PROVIDED DATA »
▶

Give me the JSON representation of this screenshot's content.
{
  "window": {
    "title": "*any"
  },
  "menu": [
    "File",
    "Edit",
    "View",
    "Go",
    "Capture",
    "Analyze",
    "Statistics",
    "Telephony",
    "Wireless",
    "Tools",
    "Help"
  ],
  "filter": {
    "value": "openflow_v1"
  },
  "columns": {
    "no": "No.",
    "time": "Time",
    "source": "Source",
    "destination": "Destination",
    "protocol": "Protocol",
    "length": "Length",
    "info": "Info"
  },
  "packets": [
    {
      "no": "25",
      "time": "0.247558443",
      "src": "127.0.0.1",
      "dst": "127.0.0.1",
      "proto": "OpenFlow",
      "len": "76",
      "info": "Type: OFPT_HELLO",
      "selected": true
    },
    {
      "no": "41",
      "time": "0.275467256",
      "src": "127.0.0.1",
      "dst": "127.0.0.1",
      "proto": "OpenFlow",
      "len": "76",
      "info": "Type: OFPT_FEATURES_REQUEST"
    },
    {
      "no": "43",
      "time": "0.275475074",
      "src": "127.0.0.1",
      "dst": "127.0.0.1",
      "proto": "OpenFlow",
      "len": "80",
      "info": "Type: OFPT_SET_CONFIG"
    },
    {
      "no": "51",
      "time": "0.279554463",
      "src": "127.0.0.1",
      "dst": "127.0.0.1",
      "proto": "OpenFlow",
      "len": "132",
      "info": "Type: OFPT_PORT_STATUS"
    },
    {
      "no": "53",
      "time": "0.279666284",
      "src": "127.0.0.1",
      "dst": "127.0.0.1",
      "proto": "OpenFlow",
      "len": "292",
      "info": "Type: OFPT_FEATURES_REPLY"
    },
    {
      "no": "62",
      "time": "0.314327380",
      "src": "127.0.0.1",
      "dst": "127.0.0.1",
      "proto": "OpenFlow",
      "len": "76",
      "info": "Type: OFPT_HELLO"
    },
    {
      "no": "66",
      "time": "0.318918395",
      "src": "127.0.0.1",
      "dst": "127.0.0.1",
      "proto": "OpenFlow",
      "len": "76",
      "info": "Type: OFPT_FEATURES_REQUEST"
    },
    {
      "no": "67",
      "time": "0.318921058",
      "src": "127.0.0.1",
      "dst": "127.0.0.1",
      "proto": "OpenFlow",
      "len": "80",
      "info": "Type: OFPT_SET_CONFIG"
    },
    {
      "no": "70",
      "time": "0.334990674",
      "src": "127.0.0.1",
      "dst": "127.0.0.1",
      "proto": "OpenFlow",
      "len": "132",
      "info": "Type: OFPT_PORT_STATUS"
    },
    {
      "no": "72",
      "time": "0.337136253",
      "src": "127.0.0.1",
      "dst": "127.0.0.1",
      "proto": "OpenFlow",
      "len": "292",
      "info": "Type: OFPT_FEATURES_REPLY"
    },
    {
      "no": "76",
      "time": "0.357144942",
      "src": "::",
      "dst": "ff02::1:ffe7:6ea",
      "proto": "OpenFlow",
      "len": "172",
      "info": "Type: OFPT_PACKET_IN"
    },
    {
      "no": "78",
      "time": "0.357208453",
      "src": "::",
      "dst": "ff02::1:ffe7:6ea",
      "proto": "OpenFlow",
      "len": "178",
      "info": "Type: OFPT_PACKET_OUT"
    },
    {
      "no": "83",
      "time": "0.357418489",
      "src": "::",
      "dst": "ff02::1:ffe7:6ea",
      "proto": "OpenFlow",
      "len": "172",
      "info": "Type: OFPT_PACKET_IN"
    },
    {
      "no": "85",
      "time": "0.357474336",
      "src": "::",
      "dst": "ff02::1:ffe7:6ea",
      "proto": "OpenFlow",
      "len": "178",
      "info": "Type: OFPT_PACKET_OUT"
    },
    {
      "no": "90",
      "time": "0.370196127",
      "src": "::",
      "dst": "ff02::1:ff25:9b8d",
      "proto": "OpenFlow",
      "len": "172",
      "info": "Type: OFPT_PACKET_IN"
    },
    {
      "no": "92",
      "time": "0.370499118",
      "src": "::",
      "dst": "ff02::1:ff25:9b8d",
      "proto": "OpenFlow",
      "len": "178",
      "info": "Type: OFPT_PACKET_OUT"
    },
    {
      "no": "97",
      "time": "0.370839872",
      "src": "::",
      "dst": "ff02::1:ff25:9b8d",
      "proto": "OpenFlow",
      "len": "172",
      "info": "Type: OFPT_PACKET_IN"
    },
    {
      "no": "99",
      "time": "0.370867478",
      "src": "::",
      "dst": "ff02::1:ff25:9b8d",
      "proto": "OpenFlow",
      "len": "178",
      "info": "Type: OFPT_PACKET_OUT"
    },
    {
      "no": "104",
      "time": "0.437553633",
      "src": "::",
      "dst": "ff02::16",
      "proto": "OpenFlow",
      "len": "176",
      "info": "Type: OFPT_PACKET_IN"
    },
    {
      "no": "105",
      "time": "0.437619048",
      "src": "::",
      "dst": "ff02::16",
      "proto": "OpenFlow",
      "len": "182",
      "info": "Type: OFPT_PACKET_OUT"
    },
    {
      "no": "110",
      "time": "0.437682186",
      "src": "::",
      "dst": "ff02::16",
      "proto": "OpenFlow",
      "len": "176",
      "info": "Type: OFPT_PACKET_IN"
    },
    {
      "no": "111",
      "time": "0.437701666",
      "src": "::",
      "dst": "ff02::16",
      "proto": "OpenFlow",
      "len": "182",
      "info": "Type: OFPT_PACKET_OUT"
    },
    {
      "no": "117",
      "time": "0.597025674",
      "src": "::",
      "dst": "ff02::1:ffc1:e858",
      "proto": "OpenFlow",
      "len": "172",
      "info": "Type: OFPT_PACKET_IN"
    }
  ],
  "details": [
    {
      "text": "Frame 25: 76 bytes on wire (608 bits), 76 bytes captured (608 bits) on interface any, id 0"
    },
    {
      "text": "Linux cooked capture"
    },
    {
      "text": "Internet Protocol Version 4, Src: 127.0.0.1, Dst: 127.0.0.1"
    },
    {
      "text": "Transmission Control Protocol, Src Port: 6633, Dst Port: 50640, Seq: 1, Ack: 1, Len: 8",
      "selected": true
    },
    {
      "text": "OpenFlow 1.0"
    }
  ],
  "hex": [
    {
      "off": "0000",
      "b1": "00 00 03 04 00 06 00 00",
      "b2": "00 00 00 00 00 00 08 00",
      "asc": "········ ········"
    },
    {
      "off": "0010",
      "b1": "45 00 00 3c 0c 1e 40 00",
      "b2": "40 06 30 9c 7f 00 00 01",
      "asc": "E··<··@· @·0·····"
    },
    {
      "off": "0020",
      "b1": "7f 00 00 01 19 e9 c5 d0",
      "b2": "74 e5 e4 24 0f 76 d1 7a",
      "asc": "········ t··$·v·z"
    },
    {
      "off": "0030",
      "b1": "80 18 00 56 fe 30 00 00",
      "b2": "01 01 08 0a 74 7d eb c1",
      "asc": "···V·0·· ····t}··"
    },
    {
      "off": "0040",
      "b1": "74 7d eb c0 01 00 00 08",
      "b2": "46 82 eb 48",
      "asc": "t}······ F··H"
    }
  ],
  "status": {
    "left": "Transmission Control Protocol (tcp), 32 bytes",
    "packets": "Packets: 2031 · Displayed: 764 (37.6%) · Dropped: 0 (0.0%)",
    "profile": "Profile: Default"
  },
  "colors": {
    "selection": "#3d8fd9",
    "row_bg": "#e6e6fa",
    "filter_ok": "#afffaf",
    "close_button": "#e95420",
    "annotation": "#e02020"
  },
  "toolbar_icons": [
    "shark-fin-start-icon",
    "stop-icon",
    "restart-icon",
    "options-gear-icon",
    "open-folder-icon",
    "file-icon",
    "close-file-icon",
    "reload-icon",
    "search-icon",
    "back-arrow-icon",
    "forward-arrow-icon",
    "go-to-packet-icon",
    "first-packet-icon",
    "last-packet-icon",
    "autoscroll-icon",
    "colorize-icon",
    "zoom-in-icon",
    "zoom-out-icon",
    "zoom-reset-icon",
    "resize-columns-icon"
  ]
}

◀

Write out every line of the entries that holds the word "text".

      "text": "Frame 25: 76 bytes on wire (608 bits), 76 bytes captured (608 bits) on interface any, id 0"
      "text": "Linux cooked capture"
      "text": "Internet Protocol Version 4, Src: 127.0.0.1, Dst: 127.0.0.1"
      "text": "Transmission Control Protocol, Src Port: 6633, Dst Port: 50640, Seq: 1, Ack: 1, Len: 8",
      "text": "OpenFlow 1.0"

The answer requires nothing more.